[THE RECORDS start]
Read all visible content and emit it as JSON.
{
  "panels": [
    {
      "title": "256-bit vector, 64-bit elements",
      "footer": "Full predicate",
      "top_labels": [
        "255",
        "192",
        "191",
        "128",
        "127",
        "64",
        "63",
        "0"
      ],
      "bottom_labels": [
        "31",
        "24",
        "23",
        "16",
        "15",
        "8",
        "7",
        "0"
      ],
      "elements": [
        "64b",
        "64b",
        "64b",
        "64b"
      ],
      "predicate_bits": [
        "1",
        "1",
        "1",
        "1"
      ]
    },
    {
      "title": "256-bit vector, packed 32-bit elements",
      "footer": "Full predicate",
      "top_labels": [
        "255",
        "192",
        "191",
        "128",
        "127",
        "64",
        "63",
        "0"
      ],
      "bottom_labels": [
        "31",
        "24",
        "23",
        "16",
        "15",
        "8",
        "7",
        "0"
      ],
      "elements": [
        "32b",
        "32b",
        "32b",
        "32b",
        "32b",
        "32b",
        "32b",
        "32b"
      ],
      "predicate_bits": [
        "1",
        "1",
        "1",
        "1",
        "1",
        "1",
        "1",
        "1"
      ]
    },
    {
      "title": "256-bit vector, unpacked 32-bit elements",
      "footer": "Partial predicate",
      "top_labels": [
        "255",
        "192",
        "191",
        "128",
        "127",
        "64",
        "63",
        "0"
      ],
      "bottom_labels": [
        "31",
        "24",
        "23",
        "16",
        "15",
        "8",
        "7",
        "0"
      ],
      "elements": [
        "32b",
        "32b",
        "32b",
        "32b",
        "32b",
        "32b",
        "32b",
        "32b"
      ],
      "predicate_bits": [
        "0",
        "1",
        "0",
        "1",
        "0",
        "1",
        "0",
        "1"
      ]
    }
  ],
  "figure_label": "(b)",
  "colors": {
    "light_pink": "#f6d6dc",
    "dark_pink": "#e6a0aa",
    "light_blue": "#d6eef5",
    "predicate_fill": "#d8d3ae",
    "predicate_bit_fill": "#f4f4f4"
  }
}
[THE RECORDS end]
## DIRECTIONS FOR THIS TASK
Reproduce every line of the data verbatim.

## FINISHED EXERCISE
Read all visible content and emit it as JSON.
{
  "panels": [
    {
      "title": "256-bit vector, 64-bit elements",
      "footer": "Full predicate",
      "top_labels": [
        "255",
        "192",
        "191",
        "128",
        "127",
        "64",
        "63",
        "0"
      ],
      "bottom_labels": [
        "31",
        "24",
        "23",
        "16",
        "15",
        "8",
        "7",
        "0"
      ],
      "elements": [
        "64b",
        "64b",
        "64b",
        "64b"
      ],
      "predicate_bits": [
        "1",
        "1",
        "1",
        "1"
      ]
    },
    {
      "title": "256-bit vector, packed 32-bit elements",
      "footer": "Full predicate",
      "top_labels": [
        "255",
        "192",
        "191",
        "128",
        "127",
        "64",
        "63",
        "0"
      ],
      "bottom_labels": [
        "31",
        "24",
        "23",
        "16",
        "15",
        "8",
        "7",
        "0"
      ],
      "elements": [
        "32b",
        "32b",
        "32b",
        "32b",
        "32b",
        "32b",
        "32b",
        "32b"
      ],
      "predicate_bits": [
        "1",
        "1",
        "1",
        "1",
        "1",
        "1",
        "1",
        "1"
      ]
    },
    {
      "title": "256-bit vector, unpacked 32-bit elements",
      "footer": "Partial predicate",
      "top_labels": [
        "255",
        "192",
        "191",
        "128",
        "127",
        "64",
        "63",
        "0"
      ],
      "bottom_labels": [
        "31",
        "24",
        "23",
        "16",
        "15",
        "8",
        "7",
        "0"
      ],
      "elements": [
        "32b",
        "32b",
        "32b",
        "32b",
        "32b",
        "32b",
        "32b",
        "32b"
      ],
      "predicate_bits": [
        "0",
        "1",
        "0",
        "1",
        "0",
        "1",
        "0",
        "1"
      ]
    }
  ],
  "figure_label": "(b)",
  "colors": {
    "light_pink": "#f6d6dc",
    "dark_pink": "#e6a0aa",
    "light_blue": "#d6eef5",
    "predicate_fill": "#d8d3ae",
    "predicate_bit_fill": "#f4f4f4"
  }
}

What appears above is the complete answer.